EXERCISE BRIEF:
Determine how many lines include the string "More". Output that number only.

GIVEN DATA:
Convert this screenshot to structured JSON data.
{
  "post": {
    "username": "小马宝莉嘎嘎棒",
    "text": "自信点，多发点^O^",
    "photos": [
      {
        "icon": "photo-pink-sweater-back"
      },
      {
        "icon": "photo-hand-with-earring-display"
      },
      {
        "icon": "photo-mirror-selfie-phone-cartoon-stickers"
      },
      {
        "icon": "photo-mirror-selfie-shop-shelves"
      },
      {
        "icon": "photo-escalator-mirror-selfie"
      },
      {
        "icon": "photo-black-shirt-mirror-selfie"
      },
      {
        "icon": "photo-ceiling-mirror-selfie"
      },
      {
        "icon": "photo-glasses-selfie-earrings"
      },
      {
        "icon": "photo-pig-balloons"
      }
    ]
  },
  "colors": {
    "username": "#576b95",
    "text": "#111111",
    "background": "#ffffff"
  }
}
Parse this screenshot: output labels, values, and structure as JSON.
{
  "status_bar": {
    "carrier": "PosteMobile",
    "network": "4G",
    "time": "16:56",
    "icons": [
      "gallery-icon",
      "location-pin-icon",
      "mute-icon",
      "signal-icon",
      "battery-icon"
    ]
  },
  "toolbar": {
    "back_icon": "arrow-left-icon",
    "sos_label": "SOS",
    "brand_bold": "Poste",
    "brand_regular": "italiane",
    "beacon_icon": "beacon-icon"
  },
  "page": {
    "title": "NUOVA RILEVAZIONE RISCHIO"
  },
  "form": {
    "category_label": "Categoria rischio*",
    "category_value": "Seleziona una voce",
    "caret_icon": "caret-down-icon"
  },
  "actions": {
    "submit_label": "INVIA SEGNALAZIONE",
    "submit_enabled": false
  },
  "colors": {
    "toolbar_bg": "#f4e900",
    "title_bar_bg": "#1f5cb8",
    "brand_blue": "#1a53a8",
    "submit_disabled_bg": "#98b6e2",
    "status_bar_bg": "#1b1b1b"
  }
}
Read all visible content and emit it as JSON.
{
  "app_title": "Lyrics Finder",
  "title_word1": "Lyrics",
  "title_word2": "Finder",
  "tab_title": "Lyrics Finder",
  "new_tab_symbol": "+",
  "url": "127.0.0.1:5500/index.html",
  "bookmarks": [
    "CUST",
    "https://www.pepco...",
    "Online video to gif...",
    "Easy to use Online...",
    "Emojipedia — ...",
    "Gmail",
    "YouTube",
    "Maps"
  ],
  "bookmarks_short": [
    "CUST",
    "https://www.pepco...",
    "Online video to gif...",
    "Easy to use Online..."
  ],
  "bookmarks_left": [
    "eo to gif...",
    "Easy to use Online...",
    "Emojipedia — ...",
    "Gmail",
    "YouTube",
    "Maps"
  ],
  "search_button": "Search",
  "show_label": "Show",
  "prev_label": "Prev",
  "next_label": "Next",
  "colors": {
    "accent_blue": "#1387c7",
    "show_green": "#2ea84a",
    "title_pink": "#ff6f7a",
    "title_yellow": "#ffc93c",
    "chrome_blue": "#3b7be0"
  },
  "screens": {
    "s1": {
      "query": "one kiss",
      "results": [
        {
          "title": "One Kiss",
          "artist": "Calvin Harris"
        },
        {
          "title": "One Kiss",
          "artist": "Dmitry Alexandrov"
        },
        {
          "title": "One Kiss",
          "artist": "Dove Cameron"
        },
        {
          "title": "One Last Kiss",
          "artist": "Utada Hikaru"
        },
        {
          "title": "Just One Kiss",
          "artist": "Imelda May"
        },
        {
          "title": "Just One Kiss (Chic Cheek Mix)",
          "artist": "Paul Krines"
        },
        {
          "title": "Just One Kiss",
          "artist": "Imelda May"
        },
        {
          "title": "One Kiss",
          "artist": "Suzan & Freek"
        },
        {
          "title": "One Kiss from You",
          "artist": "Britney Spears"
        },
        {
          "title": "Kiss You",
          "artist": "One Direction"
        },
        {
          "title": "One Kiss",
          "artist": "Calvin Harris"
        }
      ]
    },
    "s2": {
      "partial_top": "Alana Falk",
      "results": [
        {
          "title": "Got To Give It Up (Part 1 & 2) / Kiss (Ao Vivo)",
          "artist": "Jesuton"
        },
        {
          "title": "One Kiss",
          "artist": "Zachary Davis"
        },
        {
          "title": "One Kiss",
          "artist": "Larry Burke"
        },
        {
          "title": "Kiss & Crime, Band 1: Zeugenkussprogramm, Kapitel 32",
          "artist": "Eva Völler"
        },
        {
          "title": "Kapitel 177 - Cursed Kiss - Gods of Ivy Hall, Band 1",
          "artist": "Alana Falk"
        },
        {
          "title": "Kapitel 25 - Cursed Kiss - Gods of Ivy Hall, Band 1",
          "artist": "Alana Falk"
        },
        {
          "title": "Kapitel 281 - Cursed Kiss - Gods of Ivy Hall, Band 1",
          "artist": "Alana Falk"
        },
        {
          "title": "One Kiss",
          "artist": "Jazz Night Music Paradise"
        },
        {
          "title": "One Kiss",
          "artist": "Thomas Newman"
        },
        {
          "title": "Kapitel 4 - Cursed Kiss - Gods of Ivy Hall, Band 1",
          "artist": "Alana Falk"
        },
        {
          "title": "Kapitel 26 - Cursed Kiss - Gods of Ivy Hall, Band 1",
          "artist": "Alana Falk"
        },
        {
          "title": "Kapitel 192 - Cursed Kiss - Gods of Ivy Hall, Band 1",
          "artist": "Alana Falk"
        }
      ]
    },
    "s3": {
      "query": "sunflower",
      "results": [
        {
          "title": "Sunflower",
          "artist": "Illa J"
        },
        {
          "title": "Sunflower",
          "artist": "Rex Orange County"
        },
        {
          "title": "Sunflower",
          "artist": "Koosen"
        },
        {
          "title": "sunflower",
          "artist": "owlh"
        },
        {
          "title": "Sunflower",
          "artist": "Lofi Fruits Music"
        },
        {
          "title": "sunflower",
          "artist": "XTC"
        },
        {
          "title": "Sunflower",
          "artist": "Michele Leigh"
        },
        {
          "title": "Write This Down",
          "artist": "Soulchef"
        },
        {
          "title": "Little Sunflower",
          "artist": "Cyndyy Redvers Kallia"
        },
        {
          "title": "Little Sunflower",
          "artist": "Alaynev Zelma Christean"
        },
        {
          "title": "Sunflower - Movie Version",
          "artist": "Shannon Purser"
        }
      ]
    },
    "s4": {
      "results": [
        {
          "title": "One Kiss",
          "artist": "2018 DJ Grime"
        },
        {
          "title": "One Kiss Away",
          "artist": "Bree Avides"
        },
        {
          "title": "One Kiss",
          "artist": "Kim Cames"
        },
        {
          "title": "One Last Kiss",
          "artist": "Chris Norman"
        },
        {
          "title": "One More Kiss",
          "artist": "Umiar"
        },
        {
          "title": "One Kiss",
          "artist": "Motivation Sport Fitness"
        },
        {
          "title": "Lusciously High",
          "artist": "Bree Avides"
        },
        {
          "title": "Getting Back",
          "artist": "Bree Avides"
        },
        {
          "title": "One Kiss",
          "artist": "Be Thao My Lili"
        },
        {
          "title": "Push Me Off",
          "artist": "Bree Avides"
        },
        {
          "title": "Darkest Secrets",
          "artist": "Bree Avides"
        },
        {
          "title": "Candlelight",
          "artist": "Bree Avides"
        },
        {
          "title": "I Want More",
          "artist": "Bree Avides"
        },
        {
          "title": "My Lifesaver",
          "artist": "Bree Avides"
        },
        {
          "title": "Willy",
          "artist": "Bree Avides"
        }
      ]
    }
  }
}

FINAL RESULT:
2